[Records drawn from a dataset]
--------------------------------
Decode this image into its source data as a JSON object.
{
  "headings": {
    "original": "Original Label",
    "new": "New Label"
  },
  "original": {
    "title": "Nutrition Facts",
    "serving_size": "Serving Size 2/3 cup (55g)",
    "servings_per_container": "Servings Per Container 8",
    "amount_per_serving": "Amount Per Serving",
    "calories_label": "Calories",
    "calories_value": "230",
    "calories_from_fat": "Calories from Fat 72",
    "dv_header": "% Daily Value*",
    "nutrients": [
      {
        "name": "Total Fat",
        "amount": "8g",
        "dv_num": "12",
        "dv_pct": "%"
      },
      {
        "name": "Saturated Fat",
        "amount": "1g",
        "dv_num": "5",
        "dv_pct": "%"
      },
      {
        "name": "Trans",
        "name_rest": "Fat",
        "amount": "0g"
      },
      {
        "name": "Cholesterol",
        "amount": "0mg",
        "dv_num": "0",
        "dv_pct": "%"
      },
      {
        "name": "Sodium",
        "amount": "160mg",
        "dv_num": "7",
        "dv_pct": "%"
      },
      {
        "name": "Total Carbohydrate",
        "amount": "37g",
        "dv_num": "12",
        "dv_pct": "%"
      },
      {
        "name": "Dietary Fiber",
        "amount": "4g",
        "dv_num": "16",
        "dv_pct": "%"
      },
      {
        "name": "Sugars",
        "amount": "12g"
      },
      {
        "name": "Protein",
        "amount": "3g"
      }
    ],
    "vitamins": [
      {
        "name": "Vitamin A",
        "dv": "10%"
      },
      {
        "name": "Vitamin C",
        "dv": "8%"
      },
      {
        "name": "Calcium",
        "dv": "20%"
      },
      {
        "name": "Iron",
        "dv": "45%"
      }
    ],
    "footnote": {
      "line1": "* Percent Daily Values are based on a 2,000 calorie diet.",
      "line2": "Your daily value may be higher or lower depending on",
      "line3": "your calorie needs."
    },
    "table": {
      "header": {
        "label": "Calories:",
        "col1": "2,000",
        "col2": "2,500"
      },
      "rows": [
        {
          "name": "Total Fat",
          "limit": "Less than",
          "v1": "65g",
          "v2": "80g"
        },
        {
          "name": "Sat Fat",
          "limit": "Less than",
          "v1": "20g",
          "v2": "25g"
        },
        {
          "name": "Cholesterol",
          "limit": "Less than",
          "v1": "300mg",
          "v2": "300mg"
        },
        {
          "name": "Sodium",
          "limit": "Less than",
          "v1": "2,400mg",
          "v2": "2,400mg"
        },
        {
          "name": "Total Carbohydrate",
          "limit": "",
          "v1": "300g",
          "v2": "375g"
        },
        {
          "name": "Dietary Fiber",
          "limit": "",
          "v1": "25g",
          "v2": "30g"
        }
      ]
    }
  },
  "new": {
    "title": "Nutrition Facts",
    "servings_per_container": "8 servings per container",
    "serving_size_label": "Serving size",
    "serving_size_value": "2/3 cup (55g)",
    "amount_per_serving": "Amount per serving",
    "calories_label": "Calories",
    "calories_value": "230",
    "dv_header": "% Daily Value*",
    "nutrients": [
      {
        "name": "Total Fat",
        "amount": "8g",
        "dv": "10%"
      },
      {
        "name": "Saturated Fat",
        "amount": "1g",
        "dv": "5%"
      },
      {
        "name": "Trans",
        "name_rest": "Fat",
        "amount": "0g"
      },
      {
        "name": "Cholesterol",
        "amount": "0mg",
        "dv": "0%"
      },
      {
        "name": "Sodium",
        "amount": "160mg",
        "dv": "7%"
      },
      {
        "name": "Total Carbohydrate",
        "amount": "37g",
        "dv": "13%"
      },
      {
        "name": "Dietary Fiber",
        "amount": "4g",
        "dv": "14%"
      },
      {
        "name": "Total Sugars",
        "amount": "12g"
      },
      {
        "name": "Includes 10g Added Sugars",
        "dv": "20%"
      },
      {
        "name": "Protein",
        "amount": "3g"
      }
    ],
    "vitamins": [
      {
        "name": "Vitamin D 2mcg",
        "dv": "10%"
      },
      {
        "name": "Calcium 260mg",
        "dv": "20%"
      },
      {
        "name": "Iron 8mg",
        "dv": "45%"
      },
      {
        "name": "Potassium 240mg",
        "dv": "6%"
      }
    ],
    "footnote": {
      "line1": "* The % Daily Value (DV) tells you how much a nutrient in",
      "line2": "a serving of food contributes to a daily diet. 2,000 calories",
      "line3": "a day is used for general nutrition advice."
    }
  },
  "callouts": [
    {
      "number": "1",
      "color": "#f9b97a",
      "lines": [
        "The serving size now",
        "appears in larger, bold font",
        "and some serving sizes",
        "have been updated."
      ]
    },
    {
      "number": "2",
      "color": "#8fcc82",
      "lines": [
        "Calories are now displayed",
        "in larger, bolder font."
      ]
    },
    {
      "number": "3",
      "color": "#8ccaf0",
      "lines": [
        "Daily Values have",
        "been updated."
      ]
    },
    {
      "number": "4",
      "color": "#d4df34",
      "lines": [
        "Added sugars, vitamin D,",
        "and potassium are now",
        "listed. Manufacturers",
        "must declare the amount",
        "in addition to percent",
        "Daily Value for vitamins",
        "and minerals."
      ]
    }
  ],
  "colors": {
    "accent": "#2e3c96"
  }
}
--------------------------------
● **The task**:
When you output the entries, keep every word exactly as it stands.

● **Response below**:
Decode this image into its source data as a JSON object.
{
  "headings": {
    "original": "Original Label",
    "new": "New Label"
  },
  "original": {
    "title": "Nutrition Facts",
    "serving_size": "Serving Size 2/3 cup (55g)",
    "servings_per_container": "Servings Per Container 8",
    "amount_per_serving": "Amount Per Serving",
    "calories_label": "Calories",
    "calories_value": "230",
    "calories_from_fat": "Calories from Fat 72",
    "dv_header": "% Daily Value*",
    "nutrients": [
      {
        "name": "Total Fat",
        "amount": "8g",
        "dv_num": "12",
        "dv_pct": "%"
      },
      {
        "name": "Saturated Fat",
        "amount": "1g",
        "dv_num": "5",
        "dv_pct": "%"
      },
      {
        "name": "Trans",
        "name_rest": "Fat",
        "amount": "0g"
      },
      {
        "name": "Cholesterol",
        "amount": "0mg",
        "dv_num": "0",
        "dv_pct": "%"
      },
      {
        "name": "Sodium",
        "amount": "160mg",
        "dv_num": "7",
        "dv_pct": "%"
      },
      {
        "name": "Total Carbohydrate",
        "amount": "37g",
        "dv_num": "12",
        "dv_pct": "%"
      },
      {
        "name": "Dietary Fiber",
        "amount": "4g",
        "dv_num": "16",
        "dv_pct": "%"
      },
      {
        "name": "Sugars",
        "amount": "12g"
      },
      {
        "name": "Protein",
        "amount": "3g"
      }
    ],
    "vitamins": [
      {
        "name": "Vitamin A",
        "dv": "10%"
      },
      {
        "name": "Vitamin C",
        "dv": "8%"
      },
      {
        "name": "Calcium",
        "dv": "20%"
      },
      {
        "name": "Iron",
        "dv": "45%"
      }
    ],
    "footnote": {
      "line1": "* Percent Daily Values are based on a 2,000 calorie diet.",
      "line2": "Your daily value may be higher or lower depending on",
      "line3": "your calorie needs."
    },
    "table": {
      "header": {
        "label": "Calories:",
        "col1": "2,000",
        "col2": "2,500"
      },
      "rows": [
        {
          "name": "Total Fat",
          "limit": "Less than",
          "v1": "65g",
          "v2": "80g"
        },
        {
          "name": "Sat Fat",
          "limit": "Less than",
          "v1": "20g",
          "v2": "25g"
        },
        {
          "name": "Cholesterol",
          "limit": "Less than",
          "v1": "300mg",
          "v2": "300mg"
        },
        {
          "name": "Sodium",
          "limit": "Less than",
          "v1": "2,400mg",
          "v2": "2,400mg"
        },
        {
          "name": "Total Carbohydrate",
          "limit": "",
          "v1": "300g",
          "v2": "375g"
        },
        {
          "name": "Dietary Fiber",
          "limit": "",
          "v1": "25g",
          "v2": "30g"
        }
      ]
    }
  },
  "new": {
    "title": "Nutrition Facts",
    "servings_per_container": "8 servings per container",
    "serving_size_label": "Serving size",
    "serving_size_value": "2/3 cup (55g)",
    "amount_per_serving": "Amount per serving",
    "calories_label": "Calories",
    "calories_value": "230",
    "dv_header": "% Daily Value*",
    "nutrients": [
      {
        "name": "Total Fat",
        "amount": "8g",
        "dv": "10%"
      },
      {
        "name": "Saturated Fat",
        "amount": "1g",
        "dv": "5%"
      },
      {
        "name": "Trans",
        "name_rest": "Fat",
        "amount": "0g"
      },
      {
        "name": "Cholesterol",
        "amount": "0mg",
        "dv": "0%"
      },
      {
        "name": "Sodium",
        "amount": "160mg",
        "dv": "7%"
      },
      {
        "name": "Total Carbohydrate",
        "amount": "37g",
        "dv": "13%"
      },
      {
        "name": "Dietary Fiber",
        "amount": "4g",
        "dv": "14%"
      },
      {
        "name": "Total Sugars",
        "amount": "12g"
      },
      {
        "name": "Includes 10g Added Sugars",
        "dv": "20%"
      },
      {
        "name": "Protein",
        "amount": "3g"
      }
    ],
    "vitamins": [
      {
        "name": "Vitamin D 2mcg",
        "dv": "10%"
      },
      {
        "name": "Calcium 260mg",
        "dv": "20%"
      },
      {
        "name": "Iron 8mg",
        "dv": "45%"
      },
      {
        "name": "Potassium 240mg",
        "dv": "6%"
      }
    ],
    "footnote": {
      "line1": "* The % Daily Value (DV) tells you how much a nutrient in",
      "line2": "a serving of food contributes to a daily diet. 2,000 calories",
      "line3": "a day is used for general nutrition advice."
    }
  },
  "callouts": [
    {
      "number": "1",
      "color": "#f9b97a",
      "lines": [
        "The serving size now",
        "appears in larger, bold font",
        "and some serving sizes",
        "have been updated."
      ]
    },
    {
      "number": "2",
      "color": "#8fcc82",
      "lines": [
        "Calories are now displayed",
        "in larger, bolder font."
      ]
    },
    {
      "number": "3",
      "color": "#8ccaf0",
      "lines": [
        "Daily Values have",
        "been updated."
      ]
    },
    {
      "number": "4",
      "color": "#d4df34",
      "lines": [
        "Added sugars, vitamin D,",
        "and potassium are now",
        "listed. Manufacturers",
        "must declare the amount",
        "in addition to percent",
        "Daily Value for vitamins",
        "and minerals."
      ]
    }
  ],
  "colors": {
    "accent": "#2e3c96"
  }
}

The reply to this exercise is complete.